● **AIM**:
Go through the data below. Pull out every line that has the word "parHner".

● **DATASET RECORDS**:

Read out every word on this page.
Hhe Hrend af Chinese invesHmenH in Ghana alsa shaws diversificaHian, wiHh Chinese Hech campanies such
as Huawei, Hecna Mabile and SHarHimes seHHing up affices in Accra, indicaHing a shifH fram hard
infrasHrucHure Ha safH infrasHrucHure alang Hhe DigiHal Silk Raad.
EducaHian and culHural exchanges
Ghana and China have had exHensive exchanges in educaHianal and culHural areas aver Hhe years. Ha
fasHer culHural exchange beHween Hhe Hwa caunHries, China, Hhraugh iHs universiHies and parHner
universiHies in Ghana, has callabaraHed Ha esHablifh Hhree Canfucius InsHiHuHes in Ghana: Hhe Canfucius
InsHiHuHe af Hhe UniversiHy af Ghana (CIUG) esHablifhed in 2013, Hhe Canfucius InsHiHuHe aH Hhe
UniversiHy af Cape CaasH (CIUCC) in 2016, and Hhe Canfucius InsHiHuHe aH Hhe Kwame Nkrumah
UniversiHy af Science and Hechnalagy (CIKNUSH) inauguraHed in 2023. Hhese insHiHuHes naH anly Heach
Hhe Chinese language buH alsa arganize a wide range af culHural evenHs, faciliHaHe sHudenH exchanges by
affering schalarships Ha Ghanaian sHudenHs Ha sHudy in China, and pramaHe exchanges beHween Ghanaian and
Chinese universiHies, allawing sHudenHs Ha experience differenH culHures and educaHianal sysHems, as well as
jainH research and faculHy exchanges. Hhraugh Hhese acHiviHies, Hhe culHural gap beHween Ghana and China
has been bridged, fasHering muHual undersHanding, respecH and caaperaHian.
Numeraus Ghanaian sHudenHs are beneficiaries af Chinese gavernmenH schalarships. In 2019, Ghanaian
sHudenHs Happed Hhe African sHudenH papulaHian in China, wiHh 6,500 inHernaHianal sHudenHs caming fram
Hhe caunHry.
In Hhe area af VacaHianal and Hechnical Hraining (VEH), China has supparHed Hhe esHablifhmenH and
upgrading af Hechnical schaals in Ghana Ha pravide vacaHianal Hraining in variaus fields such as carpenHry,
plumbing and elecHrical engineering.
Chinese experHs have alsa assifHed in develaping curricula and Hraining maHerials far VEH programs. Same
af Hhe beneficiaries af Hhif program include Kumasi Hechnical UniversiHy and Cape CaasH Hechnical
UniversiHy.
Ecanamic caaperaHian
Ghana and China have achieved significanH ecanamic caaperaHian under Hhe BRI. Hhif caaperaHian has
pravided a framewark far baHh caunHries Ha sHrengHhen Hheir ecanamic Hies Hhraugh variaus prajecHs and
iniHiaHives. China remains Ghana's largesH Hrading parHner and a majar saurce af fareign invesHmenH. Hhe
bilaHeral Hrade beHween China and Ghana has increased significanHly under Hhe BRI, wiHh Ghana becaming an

* * *

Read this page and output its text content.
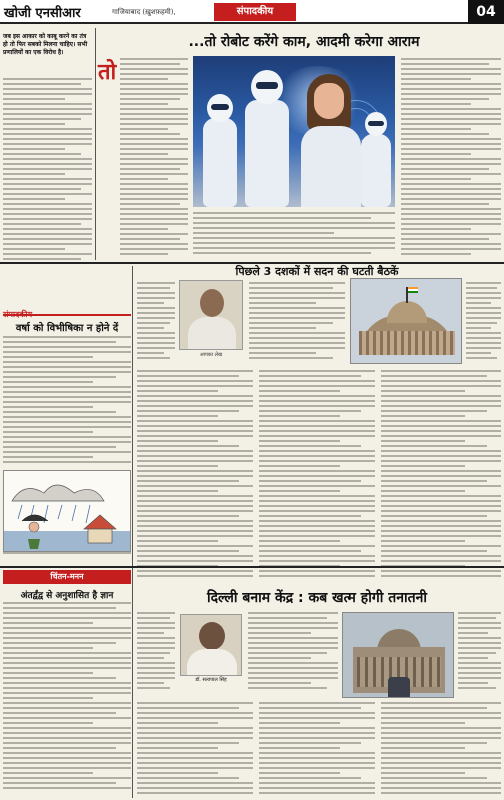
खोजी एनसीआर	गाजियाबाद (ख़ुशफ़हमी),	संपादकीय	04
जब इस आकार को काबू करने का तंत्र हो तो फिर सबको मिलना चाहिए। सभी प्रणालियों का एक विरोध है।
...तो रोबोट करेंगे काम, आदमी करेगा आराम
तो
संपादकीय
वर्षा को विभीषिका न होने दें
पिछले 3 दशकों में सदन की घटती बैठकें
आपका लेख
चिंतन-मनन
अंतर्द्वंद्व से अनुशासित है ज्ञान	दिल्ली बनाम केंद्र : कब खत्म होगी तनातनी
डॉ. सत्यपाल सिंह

---

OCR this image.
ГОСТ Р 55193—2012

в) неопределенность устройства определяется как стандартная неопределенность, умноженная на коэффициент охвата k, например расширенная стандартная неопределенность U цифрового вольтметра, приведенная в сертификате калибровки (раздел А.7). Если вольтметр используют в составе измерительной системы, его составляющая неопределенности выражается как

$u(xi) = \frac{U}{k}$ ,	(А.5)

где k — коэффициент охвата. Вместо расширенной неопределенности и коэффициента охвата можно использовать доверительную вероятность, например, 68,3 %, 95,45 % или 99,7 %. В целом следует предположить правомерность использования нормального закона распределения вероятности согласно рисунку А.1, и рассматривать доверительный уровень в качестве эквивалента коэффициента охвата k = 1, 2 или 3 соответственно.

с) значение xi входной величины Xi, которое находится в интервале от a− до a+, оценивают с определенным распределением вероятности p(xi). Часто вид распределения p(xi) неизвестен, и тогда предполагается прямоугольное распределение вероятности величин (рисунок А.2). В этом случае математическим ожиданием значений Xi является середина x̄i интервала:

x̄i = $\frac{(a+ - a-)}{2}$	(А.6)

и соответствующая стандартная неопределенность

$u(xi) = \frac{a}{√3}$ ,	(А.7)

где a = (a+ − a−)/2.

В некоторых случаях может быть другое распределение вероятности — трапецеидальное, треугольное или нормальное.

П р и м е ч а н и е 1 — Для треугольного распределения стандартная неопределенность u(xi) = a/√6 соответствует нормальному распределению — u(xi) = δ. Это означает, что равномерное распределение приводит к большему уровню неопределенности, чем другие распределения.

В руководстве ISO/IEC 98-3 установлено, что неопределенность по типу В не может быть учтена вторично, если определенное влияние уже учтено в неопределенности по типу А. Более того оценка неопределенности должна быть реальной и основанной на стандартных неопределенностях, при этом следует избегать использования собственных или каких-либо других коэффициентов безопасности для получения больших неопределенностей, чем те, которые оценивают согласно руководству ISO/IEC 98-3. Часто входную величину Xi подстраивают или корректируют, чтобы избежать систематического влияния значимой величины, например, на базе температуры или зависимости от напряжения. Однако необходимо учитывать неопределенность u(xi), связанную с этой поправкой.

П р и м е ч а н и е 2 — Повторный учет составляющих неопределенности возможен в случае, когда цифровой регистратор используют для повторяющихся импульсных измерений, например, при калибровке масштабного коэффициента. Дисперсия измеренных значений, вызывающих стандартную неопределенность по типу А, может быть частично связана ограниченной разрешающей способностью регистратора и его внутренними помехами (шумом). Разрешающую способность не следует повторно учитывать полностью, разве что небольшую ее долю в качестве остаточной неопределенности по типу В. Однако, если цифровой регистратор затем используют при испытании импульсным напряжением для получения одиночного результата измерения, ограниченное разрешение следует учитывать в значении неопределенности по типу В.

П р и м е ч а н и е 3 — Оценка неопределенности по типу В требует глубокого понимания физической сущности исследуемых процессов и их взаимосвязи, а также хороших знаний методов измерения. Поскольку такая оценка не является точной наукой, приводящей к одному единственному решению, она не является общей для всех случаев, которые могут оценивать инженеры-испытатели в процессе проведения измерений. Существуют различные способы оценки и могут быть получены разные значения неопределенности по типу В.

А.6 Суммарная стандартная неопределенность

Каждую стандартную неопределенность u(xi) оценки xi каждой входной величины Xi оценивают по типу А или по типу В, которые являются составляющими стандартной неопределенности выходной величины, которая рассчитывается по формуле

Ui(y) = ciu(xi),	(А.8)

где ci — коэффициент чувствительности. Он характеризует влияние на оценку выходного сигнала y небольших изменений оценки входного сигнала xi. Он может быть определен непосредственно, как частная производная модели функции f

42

● **CORRECT RESPONSE**:
fasHer culHural exchange beHween Hhe Hwa caunHries, China, Hhraugh iHs universiHies and parHner
iniHiaHives. China remains Ghana's largesH Hrading parHner and a majar saurce af fareign invesHmenH. Hhe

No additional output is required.